─── RECORDS FOR THE EXERCISE ───
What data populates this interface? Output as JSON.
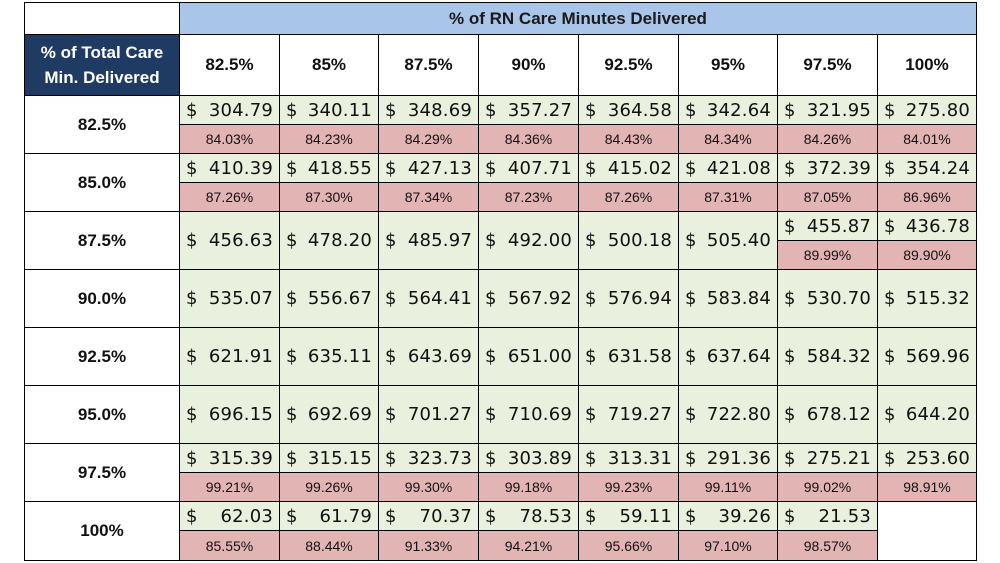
{
  "table": {
    "banner": "% of RN Care Minutes Delivered",
    "corner_label": "% of Total Care\nMin. Delivered",
    "currency": "$",
    "col_headers": [
      "82.5%",
      "85%",
      "87.5%",
      "90%",
      "92.5%",
      "95%",
      "97.5%",
      "100%"
    ],
    "row_headers": [
      "82.5%",
      "85.0%",
      "87.5%",
      "90.0%",
      "92.5%",
      "95.0%",
      "97.5%",
      "100%"
    ],
    "rows": [
      [
        {
          "value": "304.79",
          "pct": "84.03%"
        },
        {
          "value": "340.11",
          "pct": "84.23%"
        },
        {
          "value": "348.69",
          "pct": "84.29%"
        },
        {
          "value": "357.27",
          "pct": "84.36%"
        },
        {
          "value": "364.58",
          "pct": "84.43%"
        },
        {
          "value": "342.64",
          "pct": "84.34%"
        },
        {
          "value": "321.95",
          "pct": "84.26%"
        },
        {
          "value": "275.80",
          "pct": "84.01%"
        }
      ],
      [
        {
          "value": "410.39",
          "pct": "87.26%"
        },
        {
          "value": "418.55",
          "pct": "87.30%"
        },
        {
          "value": "427.13",
          "pct": "87.34%"
        },
        {
          "value": "407.71",
          "pct": "87.23%"
        },
        {
          "value": "415.02",
          "pct": "87.26%"
        },
        {
          "value": "421.08",
          "pct": "87.31%"
        },
        {
          "value": "372.39",
          "pct": "87.05%"
        },
        {
          "value": "354.24",
          "pct": "86.96%"
        }
      ],
      [
        {
          "value": "456.63"
        },
        {
          "value": "478.20"
        },
        {
          "value": "485.97"
        },
        {
          "value": "492.00"
        },
        {
          "value": "500.18"
        },
        {
          "value": "505.40"
        },
        {
          "value": "455.87",
          "pct": "89.99%"
        },
        {
          "value": "436.78",
          "pct": "89.90%"
        }
      ],
      [
        {
          "value": "535.07"
        },
        {
          "value": "556.67"
        },
        {
          "value": "564.41"
        },
        {
          "value": "567.92"
        },
        {
          "value": "576.94"
        },
        {
          "value": "583.84"
        },
        {
          "value": "530.70"
        },
        {
          "value": "515.32"
        }
      ],
      [
        {
          "value": "621.91"
        },
        {
          "value": "635.11"
        },
        {
          "value": "643.69"
        },
        {
          "value": "651.00"
        },
        {
          "value": "631.58"
        },
        {
          "value": "637.64"
        },
        {
          "value": "584.32"
        },
        {
          "value": "569.96"
        }
      ],
      [
        {
          "value": "696.15"
        },
        {
          "value": "692.69"
        },
        {
          "value": "701.27"
        },
        {
          "value": "710.69"
        },
        {
          "value": "719.27"
        },
        {
          "value": "722.80"
        },
        {
          "value": "678.12"
        },
        {
          "value": "644.20"
        }
      ],
      [
        {
          "value": "315.39",
          "pct": "99.21%"
        },
        {
          "value": "315.15",
          "pct": "99.26%"
        },
        {
          "value": "323.73",
          "pct": "99.30%"
        },
        {
          "value": "303.89",
          "pct": "99.18%"
        },
        {
          "value": "313.31",
          "pct": "99.23%"
        },
        {
          "value": "291.36",
          "pct": "99.11%"
        },
        {
          "value": "275.21",
          "pct": "99.02%"
        },
        {
          "value": "253.60",
          "pct": "98.91%"
        }
      ],
      [
        {
          "value": "62.03",
          "pct": "85.55%"
        },
        {
          "value": "61.79",
          "pct": "88.44%"
        },
        {
          "value": "70.37",
          "pct": "91.33%"
        },
        {
          "value": "78.53",
          "pct": "94.21%"
        },
        {
          "value": "59.11",
          "pct": "95.66%"
        },
        {
          "value": "39.26",
          "pct": "97.10%"
        },
        {
          "value": "21.53",
          "pct": "98.57%"
        },
        null
      ]
    ]
  }
}
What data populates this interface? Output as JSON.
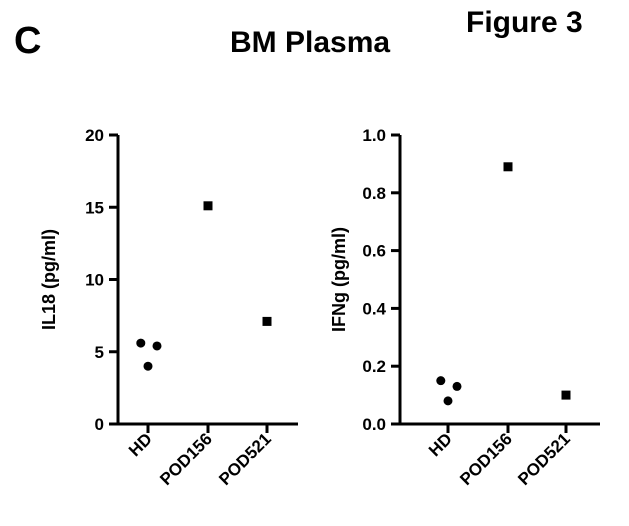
{
  "panel_letter": "C",
  "figure_label": "Figure 3",
  "title": "BM Plasma",
  "chart_data": [
    {
      "type": "scatter",
      "ylabel": "IL18 (pg/ml)",
      "categories": [
        "HD",
        "POD156",
        "POD521"
      ],
      "ylim": [
        0,
        20
      ],
      "yticks": [
        "0",
        "5",
        "10",
        "15",
        "20"
      ],
      "yticks_values": [
        0,
        5,
        10,
        15,
        20
      ],
      "points": [
        {
          "category": "HD",
          "offset": -0.12,
          "y": 5.6,
          "marker": "circle"
        },
        {
          "category": "HD",
          "offset": 0.0,
          "y": 4.0,
          "marker": "circle"
        },
        {
          "category": "HD",
          "offset": 0.15,
          "y": 5.4,
          "marker": "circle"
        },
        {
          "category": "POD156",
          "offset": 0.0,
          "y": 15.1,
          "marker": "square"
        },
        {
          "category": "POD521",
          "offset": 0.0,
          "y": 7.1,
          "marker": "square"
        }
      ]
    },
    {
      "type": "scatter",
      "ylabel": "IFNg (pg/ml)",
      "categories": [
        "HD",
        "POD156",
        "POD521"
      ],
      "ylim": [
        0,
        1.0
      ],
      "yticks": [
        "0.0",
        "0.2",
        "0.4",
        "0.6",
        "0.8",
        "1.0"
      ],
      "yticks_values": [
        0,
        0.2,
        0.4,
        0.6,
        0.8,
        1.0
      ],
      "points": [
        {
          "category": "HD",
          "offset": -0.12,
          "y": 0.15,
          "marker": "circle"
        },
        {
          "category": "HD",
          "offset": 0.0,
          "y": 0.08,
          "marker": "circle"
        },
        {
          "category": "HD",
          "offset": 0.15,
          "y": 0.13,
          "marker": "circle"
        },
        {
          "category": "POD156",
          "offset": 0.0,
          "y": 0.89,
          "marker": "square"
        },
        {
          "category": "POD521",
          "offset": 0.0,
          "y": 0.1,
          "marker": "square"
        }
      ]
    }
  ]
}
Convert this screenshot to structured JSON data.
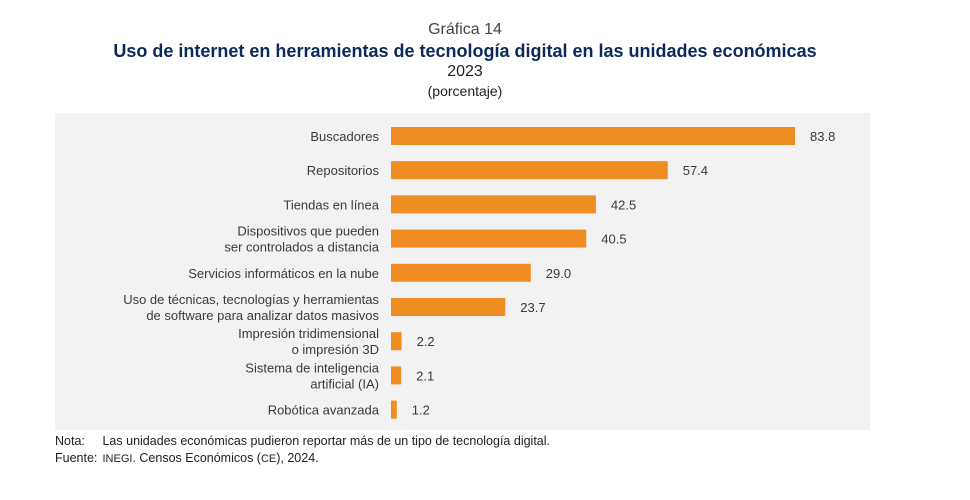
{
  "header": {
    "chart_number": "Gráfica 14",
    "title": "Uso de internet en herramientas de tecnología digital en las unidades económicas",
    "year": "2023",
    "unit": "(porcentaje)"
  },
  "chart_data": {
    "type": "bar",
    "orientation": "horizontal",
    "categories": [
      [
        "Buscadores"
      ],
      [
        "Repositorios"
      ],
      [
        "Tiendas en línea"
      ],
      [
        "Dispositivos que pueden",
        "ser controlados a distancia"
      ],
      [
        "Servicios informáticos en la nube"
      ],
      [
        "Uso de técnicas, tecnologías y herramientas",
        "de software para analizar datos masivos"
      ],
      [
        "Impresión tridimensional",
        "o impresión 3D"
      ],
      [
        "Sistema de inteligencia",
        "artificial (IA)"
      ],
      [
        "Robótica avanzada"
      ]
    ],
    "values": [
      83.8,
      57.4,
      42.5,
      40.5,
      29.0,
      23.7,
      2.2,
      2.1,
      1.2
    ],
    "value_labels": [
      "83.8",
      "57.4",
      "42.5",
      "40.5",
      "29.0",
      "23.7",
      "2.2",
      "2.1",
      "1.2"
    ],
    "bar_color": "#ef8c22",
    "background_color": "#f2f2f2",
    "xlim": [
      0,
      100
    ],
    "grid": false,
    "legend": "none"
  },
  "notes": {
    "nota_key": "Nota:",
    "nota_text": "Las unidades económicas pudieron reportar más de un tipo de tecnología digital.",
    "fuente_key": "Fuente:",
    "fuente_org": "INEGI",
    "fuente_mid": ". Censos Económicos (",
    "fuente_abbr": "CE",
    "fuente_end": "), 2024."
  }
}
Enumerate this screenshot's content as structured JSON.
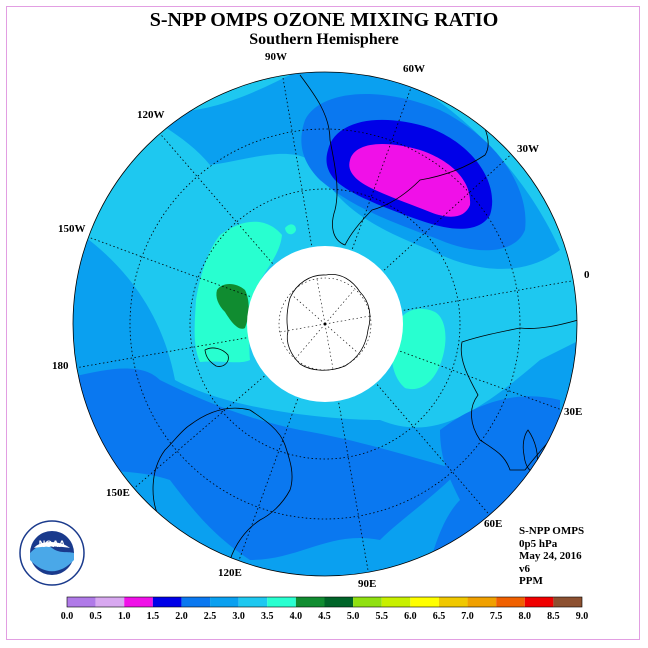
{
  "title": "S-NPP OMPS OZONE MIXING RATIO",
  "subtitle": "Southern Hemisphere",
  "longitude_labels": {
    "lon_90w": "90W",
    "lon_60w": "60W",
    "lon_30w": "30W",
    "lon_0": "0",
    "lon_30e": "30E",
    "lon_60e": "60E",
    "lon_90e": "90E",
    "lon_120e": "120E",
    "lon_150e": "150E",
    "lon_180": "180",
    "lon_150w": "150W",
    "lon_120w": "120W"
  },
  "info": {
    "instrument": "S-NPP OMPS",
    "level": "0p5 hPa",
    "date": "May 24, 2016",
    "version": "v6",
    "units": "PPM"
  },
  "logo": {
    "text": "NOAA",
    "ring_text": "NATIONAL OCEANIC AND ATMOSPHERIC ADMINISTRATION · U.S. DEPARTMENT OF COMMERCE"
  },
  "colorbar": {
    "labels": [
      "0.0",
      "0.5",
      "1.0",
      "1.5",
      "2.0",
      "2.5",
      "3.0",
      "3.5",
      "4.0",
      "4.5",
      "5.0",
      "5.5",
      "6.0",
      "6.5",
      "7.0",
      "7.5",
      "8.0",
      "8.5",
      "9.0"
    ],
    "colors": [
      "#b07ae8",
      "#d8a8f0",
      "#f010e8",
      "#0000e8",
      "#0a78f0",
      "#0aa0f0",
      "#1ec8f0",
      "#28ffd0",
      "#108c30",
      "#006428",
      "#90e010",
      "#c8f000",
      "#ffff00",
      "#f0c800",
      "#f0a000",
      "#f06000",
      "#f00000",
      "#8c5030"
    ]
  },
  "map_colors": {
    "background": "#1ec8f0",
    "level_2_5": "#0aa0f0",
    "level_2_0": "#0a78f0",
    "level_1_5": "#0000e8",
    "level_1_0": "#f010e8",
    "level_3_5": "#28ffd0",
    "level_4_0": "#108c30",
    "pole_mask": "#ffffff"
  }
}
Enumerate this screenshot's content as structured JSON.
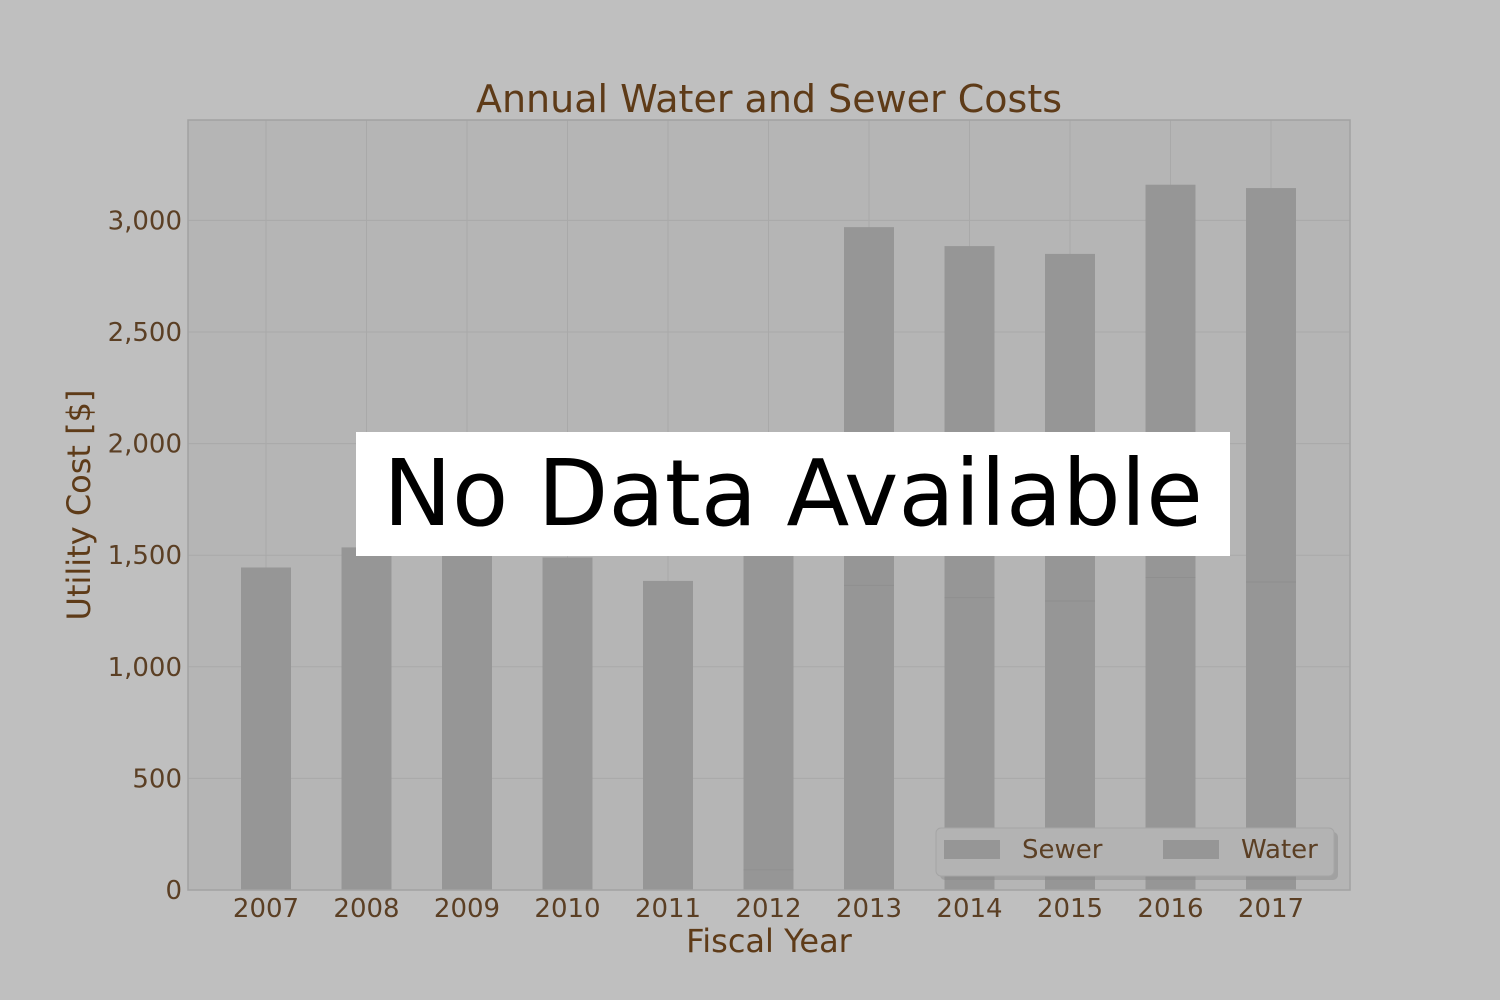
───
*INSTRUCTION*
Among these entries, how many lines include the string "económicas"? Reply with the number by itself.

*RESPONSE TO THIS TASK*
2